Extract the lines that carry the string "authors" from the listing.

>>>>>

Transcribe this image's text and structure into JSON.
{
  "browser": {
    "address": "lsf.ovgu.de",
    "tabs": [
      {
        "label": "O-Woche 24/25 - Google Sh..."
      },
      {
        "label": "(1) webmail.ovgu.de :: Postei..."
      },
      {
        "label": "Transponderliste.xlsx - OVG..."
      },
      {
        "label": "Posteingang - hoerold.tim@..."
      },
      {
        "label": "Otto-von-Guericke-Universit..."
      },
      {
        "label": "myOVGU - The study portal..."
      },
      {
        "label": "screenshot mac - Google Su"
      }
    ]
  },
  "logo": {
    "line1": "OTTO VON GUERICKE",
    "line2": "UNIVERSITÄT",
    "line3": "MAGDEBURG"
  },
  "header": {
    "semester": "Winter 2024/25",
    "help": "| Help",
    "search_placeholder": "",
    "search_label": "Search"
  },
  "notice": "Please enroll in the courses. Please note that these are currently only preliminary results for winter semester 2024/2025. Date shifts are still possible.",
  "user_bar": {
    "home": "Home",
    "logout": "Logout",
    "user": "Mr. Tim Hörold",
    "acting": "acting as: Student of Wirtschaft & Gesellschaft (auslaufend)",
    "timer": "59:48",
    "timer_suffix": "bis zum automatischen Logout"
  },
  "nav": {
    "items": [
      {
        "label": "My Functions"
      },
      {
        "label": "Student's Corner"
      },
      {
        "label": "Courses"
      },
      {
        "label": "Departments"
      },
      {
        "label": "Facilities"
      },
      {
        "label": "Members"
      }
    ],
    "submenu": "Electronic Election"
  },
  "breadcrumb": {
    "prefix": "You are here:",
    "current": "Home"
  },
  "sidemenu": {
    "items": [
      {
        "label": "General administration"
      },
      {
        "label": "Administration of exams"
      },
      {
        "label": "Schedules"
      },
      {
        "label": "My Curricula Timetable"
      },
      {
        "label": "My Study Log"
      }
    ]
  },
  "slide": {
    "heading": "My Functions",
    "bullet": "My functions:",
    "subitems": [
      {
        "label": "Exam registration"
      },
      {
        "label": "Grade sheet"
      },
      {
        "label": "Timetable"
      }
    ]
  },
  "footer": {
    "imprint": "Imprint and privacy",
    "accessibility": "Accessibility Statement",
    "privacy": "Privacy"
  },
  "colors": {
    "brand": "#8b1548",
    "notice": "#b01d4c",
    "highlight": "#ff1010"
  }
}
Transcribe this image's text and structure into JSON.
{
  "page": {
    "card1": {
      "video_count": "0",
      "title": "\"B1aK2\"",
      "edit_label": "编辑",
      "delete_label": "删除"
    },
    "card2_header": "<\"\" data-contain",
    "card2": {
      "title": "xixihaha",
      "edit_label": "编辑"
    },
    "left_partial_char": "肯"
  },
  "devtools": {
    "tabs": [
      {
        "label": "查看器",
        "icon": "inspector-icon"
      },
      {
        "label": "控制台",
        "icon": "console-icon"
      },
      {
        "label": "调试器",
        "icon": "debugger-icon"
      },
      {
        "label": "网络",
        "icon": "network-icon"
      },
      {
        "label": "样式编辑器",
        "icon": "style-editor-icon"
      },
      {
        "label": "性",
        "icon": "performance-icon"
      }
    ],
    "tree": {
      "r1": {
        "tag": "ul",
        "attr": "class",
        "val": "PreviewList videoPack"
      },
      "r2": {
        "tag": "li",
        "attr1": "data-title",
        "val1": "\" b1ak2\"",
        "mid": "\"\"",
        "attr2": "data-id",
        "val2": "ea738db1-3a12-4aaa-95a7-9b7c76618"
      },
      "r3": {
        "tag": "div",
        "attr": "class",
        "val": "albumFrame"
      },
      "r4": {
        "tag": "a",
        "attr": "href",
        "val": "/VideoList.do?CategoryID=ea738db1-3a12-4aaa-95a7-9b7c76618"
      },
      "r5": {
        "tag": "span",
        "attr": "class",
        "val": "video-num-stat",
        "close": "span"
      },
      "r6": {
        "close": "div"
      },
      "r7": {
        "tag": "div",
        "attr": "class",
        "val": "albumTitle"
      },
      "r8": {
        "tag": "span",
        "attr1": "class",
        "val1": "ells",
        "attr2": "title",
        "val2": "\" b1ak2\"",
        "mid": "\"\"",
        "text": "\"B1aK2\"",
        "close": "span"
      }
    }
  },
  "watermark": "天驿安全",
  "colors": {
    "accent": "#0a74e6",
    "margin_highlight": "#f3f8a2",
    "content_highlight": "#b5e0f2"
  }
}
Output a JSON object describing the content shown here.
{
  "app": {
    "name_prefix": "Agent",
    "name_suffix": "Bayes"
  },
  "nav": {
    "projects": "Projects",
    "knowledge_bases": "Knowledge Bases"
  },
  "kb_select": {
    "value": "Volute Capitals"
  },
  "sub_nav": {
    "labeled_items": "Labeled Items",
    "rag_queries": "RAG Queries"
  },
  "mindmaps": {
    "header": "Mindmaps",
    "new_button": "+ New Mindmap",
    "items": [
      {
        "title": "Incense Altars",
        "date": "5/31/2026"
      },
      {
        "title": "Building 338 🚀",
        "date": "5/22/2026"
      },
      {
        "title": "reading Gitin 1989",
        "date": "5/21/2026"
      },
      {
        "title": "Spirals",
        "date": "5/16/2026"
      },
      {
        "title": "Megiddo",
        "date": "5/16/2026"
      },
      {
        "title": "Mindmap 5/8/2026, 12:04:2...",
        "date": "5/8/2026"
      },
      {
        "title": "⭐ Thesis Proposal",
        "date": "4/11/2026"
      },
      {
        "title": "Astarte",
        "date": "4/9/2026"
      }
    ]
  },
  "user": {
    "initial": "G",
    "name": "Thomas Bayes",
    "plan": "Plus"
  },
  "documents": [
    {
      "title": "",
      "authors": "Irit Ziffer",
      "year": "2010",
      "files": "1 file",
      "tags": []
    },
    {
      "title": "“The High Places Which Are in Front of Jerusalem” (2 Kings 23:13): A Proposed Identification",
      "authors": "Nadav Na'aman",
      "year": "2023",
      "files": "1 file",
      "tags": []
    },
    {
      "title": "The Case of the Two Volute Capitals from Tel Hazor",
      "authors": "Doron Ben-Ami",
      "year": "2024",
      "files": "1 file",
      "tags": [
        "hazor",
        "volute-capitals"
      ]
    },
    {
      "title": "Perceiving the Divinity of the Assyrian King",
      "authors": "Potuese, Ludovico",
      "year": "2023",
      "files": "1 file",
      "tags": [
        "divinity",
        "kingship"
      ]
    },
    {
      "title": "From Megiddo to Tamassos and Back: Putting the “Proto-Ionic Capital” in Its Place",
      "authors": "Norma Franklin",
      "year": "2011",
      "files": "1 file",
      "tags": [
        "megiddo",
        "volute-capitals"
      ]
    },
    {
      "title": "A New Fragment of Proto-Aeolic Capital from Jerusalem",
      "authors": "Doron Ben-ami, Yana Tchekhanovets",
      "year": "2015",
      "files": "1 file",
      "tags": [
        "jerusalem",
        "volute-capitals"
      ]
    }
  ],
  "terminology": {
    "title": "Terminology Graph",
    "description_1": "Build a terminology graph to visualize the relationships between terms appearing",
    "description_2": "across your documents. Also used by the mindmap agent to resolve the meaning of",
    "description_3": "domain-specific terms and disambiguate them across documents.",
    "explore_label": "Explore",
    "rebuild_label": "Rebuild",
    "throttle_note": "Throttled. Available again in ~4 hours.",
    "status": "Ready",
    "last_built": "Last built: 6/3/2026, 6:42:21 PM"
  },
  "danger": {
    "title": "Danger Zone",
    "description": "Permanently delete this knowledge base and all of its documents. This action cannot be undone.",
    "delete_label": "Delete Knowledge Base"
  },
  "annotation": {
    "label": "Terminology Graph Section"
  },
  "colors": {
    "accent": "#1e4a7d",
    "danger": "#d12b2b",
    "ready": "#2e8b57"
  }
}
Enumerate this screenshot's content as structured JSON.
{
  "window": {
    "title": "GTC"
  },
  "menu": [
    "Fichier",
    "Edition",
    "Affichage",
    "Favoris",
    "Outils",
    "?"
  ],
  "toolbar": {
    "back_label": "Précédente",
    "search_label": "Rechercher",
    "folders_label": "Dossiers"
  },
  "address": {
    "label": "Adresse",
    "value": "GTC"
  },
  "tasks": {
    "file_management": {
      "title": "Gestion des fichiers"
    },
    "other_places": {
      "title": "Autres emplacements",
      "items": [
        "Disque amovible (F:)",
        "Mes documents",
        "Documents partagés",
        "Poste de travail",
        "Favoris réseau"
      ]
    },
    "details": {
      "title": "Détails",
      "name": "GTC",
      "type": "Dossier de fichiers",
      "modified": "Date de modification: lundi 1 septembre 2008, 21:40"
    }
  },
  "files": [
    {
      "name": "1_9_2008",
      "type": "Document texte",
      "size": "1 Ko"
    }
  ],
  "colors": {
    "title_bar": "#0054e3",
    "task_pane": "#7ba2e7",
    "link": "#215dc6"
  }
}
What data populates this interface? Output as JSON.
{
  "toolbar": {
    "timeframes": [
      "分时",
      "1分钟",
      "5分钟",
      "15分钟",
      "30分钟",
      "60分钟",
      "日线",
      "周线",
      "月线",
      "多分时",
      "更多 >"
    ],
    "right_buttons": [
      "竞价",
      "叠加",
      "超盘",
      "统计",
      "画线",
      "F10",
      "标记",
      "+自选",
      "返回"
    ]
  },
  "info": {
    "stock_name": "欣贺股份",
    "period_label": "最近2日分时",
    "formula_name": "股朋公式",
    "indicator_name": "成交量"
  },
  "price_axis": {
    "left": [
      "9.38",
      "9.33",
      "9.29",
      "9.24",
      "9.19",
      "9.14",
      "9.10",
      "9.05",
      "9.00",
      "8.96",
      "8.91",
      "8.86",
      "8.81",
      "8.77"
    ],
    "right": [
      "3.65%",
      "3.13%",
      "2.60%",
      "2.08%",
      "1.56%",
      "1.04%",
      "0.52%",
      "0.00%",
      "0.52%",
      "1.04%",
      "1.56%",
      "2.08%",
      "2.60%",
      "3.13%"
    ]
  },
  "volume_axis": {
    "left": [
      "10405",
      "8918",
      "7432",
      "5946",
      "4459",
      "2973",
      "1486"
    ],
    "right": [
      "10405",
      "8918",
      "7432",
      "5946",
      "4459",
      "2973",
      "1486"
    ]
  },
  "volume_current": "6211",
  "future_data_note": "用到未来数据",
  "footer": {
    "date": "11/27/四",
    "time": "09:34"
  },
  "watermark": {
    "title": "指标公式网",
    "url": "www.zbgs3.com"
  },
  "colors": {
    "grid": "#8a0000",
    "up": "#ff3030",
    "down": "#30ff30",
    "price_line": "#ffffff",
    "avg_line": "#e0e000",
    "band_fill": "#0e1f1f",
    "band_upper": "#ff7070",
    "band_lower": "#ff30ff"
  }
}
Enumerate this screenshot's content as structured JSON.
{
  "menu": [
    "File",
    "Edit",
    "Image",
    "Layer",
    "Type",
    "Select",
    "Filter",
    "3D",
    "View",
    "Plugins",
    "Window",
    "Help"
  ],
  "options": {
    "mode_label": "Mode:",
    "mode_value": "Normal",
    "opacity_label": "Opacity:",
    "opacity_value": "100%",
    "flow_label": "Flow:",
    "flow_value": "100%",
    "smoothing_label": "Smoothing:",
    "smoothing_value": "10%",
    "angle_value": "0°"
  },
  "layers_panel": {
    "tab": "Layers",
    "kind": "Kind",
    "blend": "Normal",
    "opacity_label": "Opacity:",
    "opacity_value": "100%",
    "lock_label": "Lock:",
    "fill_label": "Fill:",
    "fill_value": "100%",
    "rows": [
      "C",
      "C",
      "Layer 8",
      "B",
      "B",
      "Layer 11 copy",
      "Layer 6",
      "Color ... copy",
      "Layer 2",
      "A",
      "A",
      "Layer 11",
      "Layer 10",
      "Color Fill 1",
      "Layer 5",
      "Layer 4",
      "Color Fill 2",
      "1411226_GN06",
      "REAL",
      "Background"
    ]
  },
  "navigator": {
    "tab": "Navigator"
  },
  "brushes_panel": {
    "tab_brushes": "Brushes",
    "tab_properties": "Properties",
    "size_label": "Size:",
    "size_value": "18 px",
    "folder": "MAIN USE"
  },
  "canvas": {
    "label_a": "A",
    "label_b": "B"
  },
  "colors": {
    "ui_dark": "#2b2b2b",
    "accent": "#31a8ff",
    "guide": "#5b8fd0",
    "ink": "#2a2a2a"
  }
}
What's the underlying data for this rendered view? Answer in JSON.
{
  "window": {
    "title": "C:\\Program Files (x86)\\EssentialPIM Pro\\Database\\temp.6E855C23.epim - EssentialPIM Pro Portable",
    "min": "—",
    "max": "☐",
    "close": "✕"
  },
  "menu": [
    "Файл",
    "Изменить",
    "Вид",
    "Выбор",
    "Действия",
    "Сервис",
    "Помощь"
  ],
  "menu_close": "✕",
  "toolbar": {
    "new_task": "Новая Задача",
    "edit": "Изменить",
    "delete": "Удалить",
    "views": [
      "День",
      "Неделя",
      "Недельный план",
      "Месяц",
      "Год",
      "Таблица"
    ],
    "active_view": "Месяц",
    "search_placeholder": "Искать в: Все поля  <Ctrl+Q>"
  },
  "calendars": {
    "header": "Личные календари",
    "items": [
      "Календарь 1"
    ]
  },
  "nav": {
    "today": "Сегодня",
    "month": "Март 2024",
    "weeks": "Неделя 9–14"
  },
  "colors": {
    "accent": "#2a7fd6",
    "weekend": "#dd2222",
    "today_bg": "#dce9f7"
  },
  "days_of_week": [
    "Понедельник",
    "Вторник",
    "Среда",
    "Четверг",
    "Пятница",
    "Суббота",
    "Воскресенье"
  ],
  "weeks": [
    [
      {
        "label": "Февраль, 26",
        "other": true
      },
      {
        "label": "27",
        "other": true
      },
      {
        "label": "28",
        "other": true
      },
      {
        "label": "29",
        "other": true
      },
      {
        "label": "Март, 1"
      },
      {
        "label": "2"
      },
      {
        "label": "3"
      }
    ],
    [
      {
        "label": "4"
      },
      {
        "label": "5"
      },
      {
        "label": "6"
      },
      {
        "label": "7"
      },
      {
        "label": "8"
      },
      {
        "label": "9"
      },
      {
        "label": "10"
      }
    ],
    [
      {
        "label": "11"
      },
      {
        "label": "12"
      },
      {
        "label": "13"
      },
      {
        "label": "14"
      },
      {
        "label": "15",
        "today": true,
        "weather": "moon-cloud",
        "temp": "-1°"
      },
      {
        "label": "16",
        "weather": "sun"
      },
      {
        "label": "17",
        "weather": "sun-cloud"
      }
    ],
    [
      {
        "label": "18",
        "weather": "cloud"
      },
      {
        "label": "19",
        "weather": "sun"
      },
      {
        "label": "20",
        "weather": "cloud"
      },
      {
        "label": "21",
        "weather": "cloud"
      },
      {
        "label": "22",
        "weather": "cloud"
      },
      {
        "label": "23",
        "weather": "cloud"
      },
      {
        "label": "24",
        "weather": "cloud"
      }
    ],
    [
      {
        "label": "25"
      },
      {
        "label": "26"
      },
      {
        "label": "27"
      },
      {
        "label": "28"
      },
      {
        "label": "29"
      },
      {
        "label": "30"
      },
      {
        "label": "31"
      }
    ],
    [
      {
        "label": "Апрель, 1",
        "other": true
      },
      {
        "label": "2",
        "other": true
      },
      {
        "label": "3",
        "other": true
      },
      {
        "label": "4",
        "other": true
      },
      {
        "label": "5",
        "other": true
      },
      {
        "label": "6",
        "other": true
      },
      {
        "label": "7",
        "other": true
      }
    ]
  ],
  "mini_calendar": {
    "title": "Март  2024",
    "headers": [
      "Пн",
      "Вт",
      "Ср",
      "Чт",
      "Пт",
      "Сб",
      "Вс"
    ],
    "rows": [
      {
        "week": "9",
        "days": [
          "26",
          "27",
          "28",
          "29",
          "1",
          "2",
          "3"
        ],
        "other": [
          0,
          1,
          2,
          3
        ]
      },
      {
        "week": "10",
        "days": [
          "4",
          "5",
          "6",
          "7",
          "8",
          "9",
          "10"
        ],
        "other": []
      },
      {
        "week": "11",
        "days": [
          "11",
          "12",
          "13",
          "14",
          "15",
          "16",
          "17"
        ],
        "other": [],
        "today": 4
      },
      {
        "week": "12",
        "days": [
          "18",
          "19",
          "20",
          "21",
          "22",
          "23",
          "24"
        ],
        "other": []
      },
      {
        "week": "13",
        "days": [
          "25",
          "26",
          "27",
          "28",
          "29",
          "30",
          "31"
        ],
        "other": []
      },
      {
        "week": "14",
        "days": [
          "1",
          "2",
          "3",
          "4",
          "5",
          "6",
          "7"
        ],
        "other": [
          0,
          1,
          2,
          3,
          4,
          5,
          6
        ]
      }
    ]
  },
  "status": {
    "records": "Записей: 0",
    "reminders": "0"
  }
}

<<<<<

■ Task response:
      "authors": "Irit Ziffer",
      "authors": "Nadav Na'aman",
      "authors": "Doron Ben-Ami",
      "authors": "Potuese, Ludovico",
      "authors": "Norma Franklin",
      "authors": "Doron Ben-ami, Yana Tchekhanovets",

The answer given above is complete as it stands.